__The exercise__: All of the data should be repeated exactly; pictures are not part of the copy.

[Structured figure records]
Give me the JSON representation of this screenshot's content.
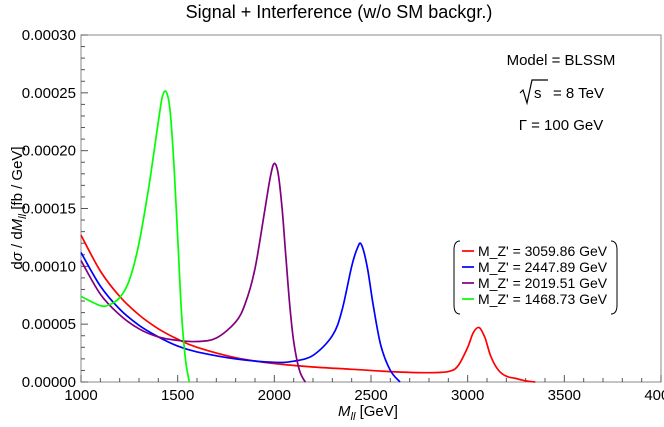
{
  "chart_data": {
    "type": "line",
    "title": "Signal + Interference (w/o SM backgr.)",
    "xlabel": "M_ll  [GeV]",
    "ylabel": "dσ / dM_ll  [fb / GeV]",
    "xlim": [
      1000,
      4000
    ],
    "ylim": [
      0,
      0.0003
    ],
    "x_ticks": [
      "1000",
      "1500",
      "2000",
      "2500",
      "3000",
      "3500",
      "4000"
    ],
    "y_ticks": [
      "0.00000",
      "0.00005",
      "0.00010",
      "0.00015",
      "0.00020",
      "0.00025",
      "0.00030"
    ],
    "annotations": {
      "model": "Model = BLSSM",
      "sqrt_s_symbol": "s",
      "sqrt_s_value": "= 8 TeV",
      "width": "Γ = 100 GeV"
    },
    "legend_position": "right",
    "series": [
      {
        "name": "M_Z' = 3059.86 GeV",
        "color": "#ff0000",
        "x": [
          1000,
          1100,
          1200,
          1300,
          1400,
          1500,
          1600,
          1800,
          2000,
          2200,
          2400,
          2600,
          2800,
          2900,
          2950,
          3000,
          3030,
          3060,
          3090,
          3120,
          3160,
          3200,
          3250,
          3300,
          3350
        ],
        "y": [
          0.000127,
          9.6e-05,
          7.4e-05,
          5.8e-05,
          4.6e-05,
          3.7e-05,
          3e-05,
          2.1e-05,
          1.6e-05,
          1.3e-05,
          1.1e-05,
          9e-06,
          8e-06,
          9e-06,
          1.4e-05,
          3e-05,
          4.3e-05,
          4.7e-05,
          3.8e-05,
          2.2e-05,
          1e-05,
          5e-06,
          3e-06,
          1e-06,
          0.0
        ]
      },
      {
        "name": "M_Z' = 2447.89 GeV",
        "color": "#0000ff",
        "x": [
          1000,
          1100,
          1200,
          1300,
          1400,
          1500,
          1600,
          1800,
          2000,
          2100,
          2200,
          2300,
          2350,
          2400,
          2430,
          2450,
          2480,
          2510,
          2550,
          2600,
          2650
        ],
        "y": [
          0.000112,
          8.3e-05,
          6.3e-05,
          4.9e-05,
          3.9e-05,
          3.1e-05,
          2.6e-05,
          2e-05,
          1.7e-05,
          1.8e-05,
          2.3e-05,
          4e-05,
          6.2e-05,
          0.0001,
          0.000116,
          0.000119,
          0.0001,
          6.8e-05,
          3.2e-05,
          1e-05,
          0.0
        ]
      },
      {
        "name": "M_Z' = 2019.51 GeV",
        "color": "#800080",
        "x": [
          1000,
          1100,
          1200,
          1300,
          1400,
          1500,
          1600,
          1700,
          1800,
          1850,
          1900,
          1950,
          1980,
          2000,
          2020,
          2040,
          2060,
          2080,
          2100,
          2130,
          2160
        ],
        "y": [
          0.000105,
          7.6e-05,
          5.8e-05,
          4.6e-05,
          3.9e-05,
          3.6e-05,
          3.5e-05,
          3.8e-05,
          5.2e-05,
          6.8e-05,
          9.8e-05,
          0.000148,
          0.000178,
          0.000189,
          0.00018,
          0.00015,
          0.000108,
          6.6e-05,
          3.5e-05,
          1e-05,
          0.0
        ]
      },
      {
        "name": "M_Z' = 1468.73 GeV",
        "color": "#00ff00",
        "x": [
          1000,
          1100,
          1150,
          1200,
          1250,
          1300,
          1350,
          1400,
          1420,
          1440,
          1460,
          1480,
          1500,
          1520,
          1540,
          1560
        ],
        "y": [
          7.4e-05,
          6.6e-05,
          6.7e-05,
          7.3e-05,
          8.8e-05,
          0.00012,
          0.000168,
          0.000225,
          0.000246,
          0.000251,
          0.000236,
          0.00019,
          0.000125,
          6e-05,
          2e-05,
          0.0
        ]
      }
    ]
  }
}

__Response to the task__:
Give me the JSON representation of this screenshot's content.
{
  "chart_data": {
    "type": "line",
    "title": "Signal + Interference (w/o SM backgr.)",
    "xlabel": "M_ll  [GeV]",
    "ylabel": "dσ / dM_ll  [fb / GeV]",
    "xlim": [
      1000,
      4000
    ],
    "ylim": [
      0,
      0.0003
    ],
    "x_ticks": [
      "1000",
      "1500",
      "2000",
      "2500",
      "3000",
      "3500",
      "4000"
    ],
    "y_ticks": [
      "0.00000",
      "0.00005",
      "0.00010",
      "0.00015",
      "0.00020",
      "0.00025",
      "0.00030"
    ],
    "annotations": {
      "model": "Model = BLSSM",
      "sqrt_s_symbol": "s",
      "sqrt_s_value": "= 8 TeV",
      "width": "Γ = 100 GeV"
    },
    "legend_position": "right",
    "series": [
      {
        "name": "M_Z' = 3059.86 GeV",
        "color": "#ff0000",
        "x": [
          1000,
          1100,
          1200,
          1300,
          1400,
          1500,
          1600,
          1800,
          2000,
          2200,
          2400,
          2600,
          2800,
          2900,
          2950,
          3000,
          3030,
          3060,
          3090,
          3120,
          3160,
          3200,
          3250,
          3300,
          3350
        ],
        "y": [
          0.000127,
          9.6e-05,
          7.4e-05,
          5.8e-05,
          4.6e-05,
          3.7e-05,
          3e-05,
          2.1e-05,
          1.6e-05,
          1.3e-05,
          1.1e-05,
          9e-06,
          8e-06,
          9e-06,
          1.4e-05,
          3e-05,
          4.3e-05,
          4.7e-05,
          3.8e-05,
          2.2e-05,
          1e-05,
          5e-06,
          3e-06,
          1e-06,
          0.0
        ]
      },
      {
        "name": "M_Z' = 2447.89 GeV",
        "color": "#0000ff",
        "x": [
          1000,
          1100,
          1200,
          1300,
          1400,
          1500,
          1600,
          1800,
          2000,
          2100,
          2200,
          2300,
          2350,
          2400,
          2430,
          2450,
          2480,
          2510,
          2550,
          2600,
          2650
        ],
        "y": [
          0.000112,
          8.3e-05,
          6.3e-05,
          4.9e-05,
          3.9e-05,
          3.1e-05,
          2.6e-05,
          2e-05,
          1.7e-05,
          1.8e-05,
          2.3e-05,
          4e-05,
          6.2e-05,
          0.0001,
          0.000116,
          0.000119,
          0.0001,
          6.8e-05,
          3.2e-05,
          1e-05,
          0.0
        ]
      },
      {
        "name": "M_Z' = 2019.51 GeV",
        "color": "#800080",
        "x": [
          1000,
          1100,
          1200,
          1300,
          1400,
          1500,
          1600,
          1700,
          1800,
          1850,
          1900,
          1950,
          1980,
          2000,
          2020,
          2040,
          2060,
          2080,
          2100,
          2130,
          2160
        ],
        "y": [
          0.000105,
          7.6e-05,
          5.8e-05,
          4.6e-05,
          3.9e-05,
          3.6e-05,
          3.5e-05,
          3.8e-05,
          5.2e-05,
          6.8e-05,
          9.8e-05,
          0.000148,
          0.000178,
          0.000189,
          0.00018,
          0.00015,
          0.000108,
          6.6e-05,
          3.5e-05,
          1e-05,
          0.0
        ]
      },
      {
        "name": "M_Z' = 1468.73 GeV",
        "color": "#00ff00",
        "x": [
          1000,
          1100,
          1150,
          1200,
          1250,
          1300,
          1350,
          1400,
          1420,
          1440,
          1460,
          1480,
          1500,
          1520,
          1540,
          1560
        ],
        "y": [
          7.4e-05,
          6.6e-05,
          6.7e-05,
          7.3e-05,
          8.8e-05,
          0.00012,
          0.000168,
          0.000225,
          0.000246,
          0.000251,
          0.000236,
          0.00019,
          0.000125,
          6e-05,
          2e-05,
          0.0
        ]
      }
    ]
  }
}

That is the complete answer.